> _Problem requirements_: The records below are to be quoted in full; please keep every word exact.

[Dataset excerpt]

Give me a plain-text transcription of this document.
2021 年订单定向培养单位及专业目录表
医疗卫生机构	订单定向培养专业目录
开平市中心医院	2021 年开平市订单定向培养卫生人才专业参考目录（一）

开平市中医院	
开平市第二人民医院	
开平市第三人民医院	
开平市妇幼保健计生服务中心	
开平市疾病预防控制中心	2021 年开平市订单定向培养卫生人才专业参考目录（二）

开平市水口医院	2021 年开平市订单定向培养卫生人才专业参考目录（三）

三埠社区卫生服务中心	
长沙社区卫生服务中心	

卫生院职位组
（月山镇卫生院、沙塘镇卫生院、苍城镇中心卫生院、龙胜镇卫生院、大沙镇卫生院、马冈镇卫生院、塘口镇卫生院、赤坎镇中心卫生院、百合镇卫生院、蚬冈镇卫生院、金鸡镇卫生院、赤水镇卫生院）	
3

> _Task response_:
Give me a plain-text transcription of this document.
2021 年订单定向培养单位及专业目录表
医疗卫生机构	订单定向培养专业目录
开平市中心医院	2021 年开平市订单定向培养卫生人才专业参考目录（一）

开平市中医院	
开平市第二人民医院	
开平市第三人民医院	
开平市妇幼保健计生服务中心	
开平市疾病预防控制中心	2021 年开平市订单定向培养卫生人才专业参考目录（二）

开平市水口医院	2021 年开平市订单定向培养卫生人才专业参考目录（三）

三埠社区卫生服务中心	
长沙社区卫生服务中心	

卫生院职位组
（月山镇卫生院、沙塘镇卫生院、苍城镇中心卫生院、龙胜镇卫生院、大沙镇卫生院、马冈镇卫生院、塘口镇卫生院、赤坎镇中心卫生院、百合镇卫生院、蚬冈镇卫生院、金鸡镇卫生院、赤水镇卫生院）	
3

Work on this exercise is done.